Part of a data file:
◇ ◇ ◇

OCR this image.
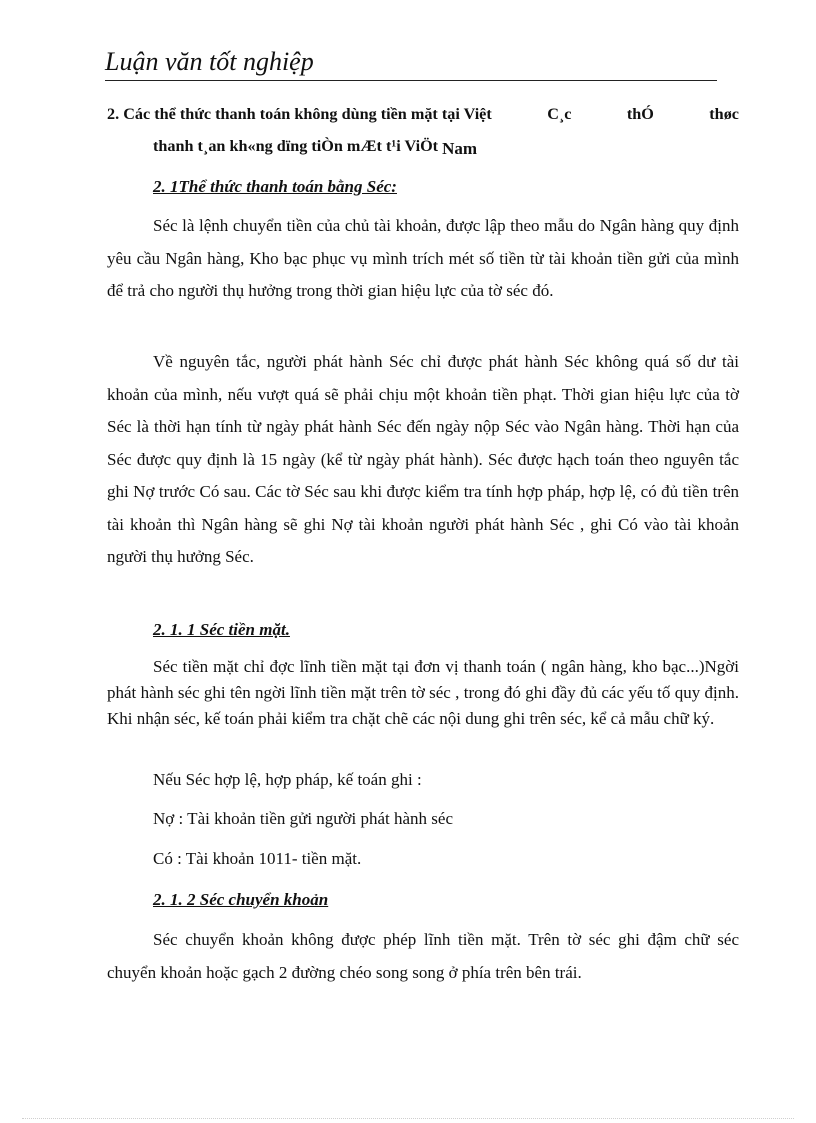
Luận văn tốt nghiệp
2. Các thể thức thanh toán không dùng tiền mặt tại Việt	C¸c	thÓ	thøc
thanh t¸an kh«ng dïng tiÒn mÆt t¹i ViÖt Nam
2. 1Thể thức thanh toán bằng Séc:

Séc là lệnh chuyển tiền của chủ tài khoản, được lập theo mẫu do Ngân hàng quy định yêu cầu Ngân hàng, Kho bạc phục vụ mình trích mét số tiền từ tài khoản tiền gửi của mình để trả cho người thụ hưởng trong thời gian hiệu lực của tờ séc đó.

Về nguyên tắc, người phát hành Séc chỉ được phát hành Séc không quá số dư tài khoản của mình, nếu vượt quá sẽ phải chịu một khoản tiền phạt. Thời gian hiệu lực của tờ Séc là thời hạn tính từ ngày phát hành Séc đến ngày nộp Séc vào Ngân hàng. Thời hạn của Séc được quy định là 15 ngày (kể từ ngày phát hành). Séc được hạch toán theo nguyên tắc ghi Nợ trước Có sau. Các tờ Séc sau khi được kiểm tra tính hợp pháp, hợp lệ, có đủ tiền trên tài khoản thì Ngân hàng sẽ ghi Nợ tài khoản người phát hành Séc , ghi Có vào tài khoản người thụ hưởng Séc.

2. 1. 1 Séc tiền mặt.

Séc tiền mặt chỉ đợc lĩnh tiền mặt tại đơn vị thanh toán ( ngân hàng, kho bạc...)Ngời phát hành séc ghi tên ngời lĩnh tiền mặt trên tờ séc , trong đó ghi đầy đủ các yếu tố quy định. Khi nhận séc, kế toán phải kiểm tra chặt chẽ các nội dung ghi trên séc, kể cả mẫu chữ ký.

Nếu Séc hợp lệ, hợp pháp, kế toán ghi :
Nợ : Tài khoản tiền gửi người phát hành séc
Có : Tài khoản 1011- tiền mặt.
2. 1. 2 Séc chuyển khoản

Séc chuyển khoản không được phép lĩnh tiền mặt. Trên tờ séc ghi đậm chữ séc chuyển khoản hoặc gạch 2 đường chéo song song ở phía trên bên trái.
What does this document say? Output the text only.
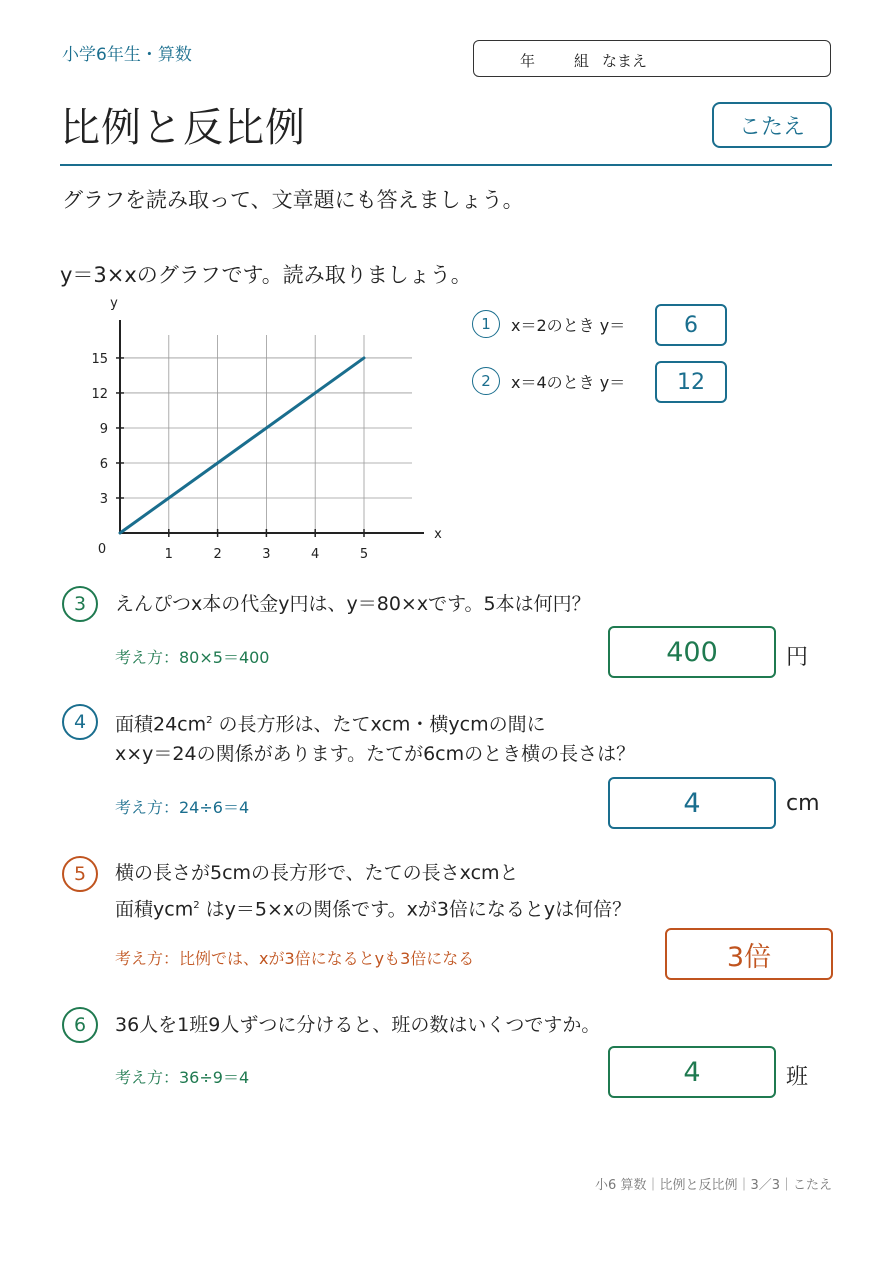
小学6年生・算数	年	組 なまえ
比例と反比例	こたえ
グラフを読み取って、文章題にも答えましょう。
y＝3×xのグラフです。読み取りましょう。
1	2	3	4	5
3
6
9
12
15
0
x
y
1	x＝2のとき y＝	6
2	x＝4のとき y＝	12
3	えんぴつx本の代金y円は、y＝80×xです。5本は何円？
考え方：80×5＝400	400	円
4	面積$24cm^2$ の長方形は、たてxcm・横ycmの間に
x×y＝24の関係があります。たてが6cmのとき横の長さは？
考え方：24÷6＝4	4	cm
5	横の長さが5cmの長方形で、たての長さxcmと
面積ycm$^2$ はy＝5×xの関係です。xが3倍になるとyは何倍？
考え方：比例では、xが3倍になるとyも3倍になる	3倍
6	36人を1班9人ずつに分けると、班の数はいくつですか。
考え方：36÷9＝4	4	班
小6 算数｜比例と反比例｜3／3｜こたえ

◇ ◇ ◇

TASK TO CARRY OUT: Extract every line of the data exactly; pictures stay out.

TASK RESPONSE:
OCR this image.
Luận văn tốt nghiệp
2. Các thể thức thanh toán không dùng tiền mặt tại Việt	C¸c	thÓ	thøc
thanh t¸an kh«ng dïng tiÒn mÆt t¹i ViÖt Nam
2. 1Thể thức thanh toán bằng Séc:

Séc là lệnh chuyển tiền của chủ tài khoản, được lập theo mẫu do Ngân hàng quy định yêu cầu Ngân hàng, Kho bạc phục vụ mình trích mét số tiền từ tài khoản tiền gửi của mình để trả cho người thụ hưởng trong thời gian hiệu lực của tờ séc đó.

Về nguyên tắc, người phát hành Séc chỉ được phát hành Séc không quá số dư tài khoản của mình, nếu vượt quá sẽ phải chịu một khoản tiền phạt. Thời gian hiệu lực của tờ Séc là thời hạn tính từ ngày phát hành Séc đến ngày nộp Séc vào Ngân hàng. Thời hạn của Séc được quy định là 15 ngày (kể từ ngày phát hành). Séc được hạch toán theo nguyên tắc ghi Nợ trước Có sau. Các tờ Séc sau khi được kiểm tra tính hợp pháp, hợp lệ, có đủ tiền trên tài khoản thì Ngân hàng sẽ ghi Nợ tài khoản người phát hành Séc , ghi Có vào tài khoản người thụ hưởng Séc.

2. 1. 1 Séc tiền mặt.

Séc tiền mặt chỉ đợc lĩnh tiền mặt tại đơn vị thanh toán ( ngân hàng, kho bạc...)Ngời phát hành séc ghi tên ngời lĩnh tiền mặt trên tờ séc , trong đó ghi đầy đủ các yếu tố quy định. Khi nhận séc, kế toán phải kiểm tra chặt chẽ các nội dung ghi trên séc, kể cả mẫu chữ ký.

Nếu Séc hợp lệ, hợp pháp, kế toán ghi :
Nợ : Tài khoản tiền gửi người phát hành séc
Có : Tài khoản 1011- tiền mặt.
2. 1. 2 Séc chuyển khoản

Séc chuyển khoản không được phép lĩnh tiền mặt. Trên tờ séc ghi đậm chữ séc chuyển khoản hoặc gạch 2 đường chéo song song ở phía trên bên trái.
What does this document say? Output the text only.
小学6年生・算数	年	組 なまえ
比例と反比例	こたえ
グラフを読み取って、文章題にも答えましょう。
y＝3×xのグラフです。読み取りましょう。
1	2	3	4	5
3
6
9
12
15
0
x
y
1	x＝2のとき y＝	6
2	x＝4のとき y＝	12
3	えんぴつx本の代金y円は、y＝80×xです。5本は何円？
考え方：80×5＝400	400	円
4	面積$24cm^2$ の長方形は、たてxcm・横ycmの間に
x×y＝24の関係があります。たてが6cmのとき横の長さは？
考え方：24÷6＝4	4	cm
5	横の長さが5cmの長方形で、たての長さxcmと
面積ycm$^2$ はy＝5×xの関係です。xが3倍になるとyは何倍？
考え方：比例では、xが3倍になるとyも3倍になる	3倍
6	36人を1班9人ずつに分けると、班の数はいくつですか。
考え方：36÷9＝4	4	班
小6 算数｜比例と反比例｜3／3｜こたえ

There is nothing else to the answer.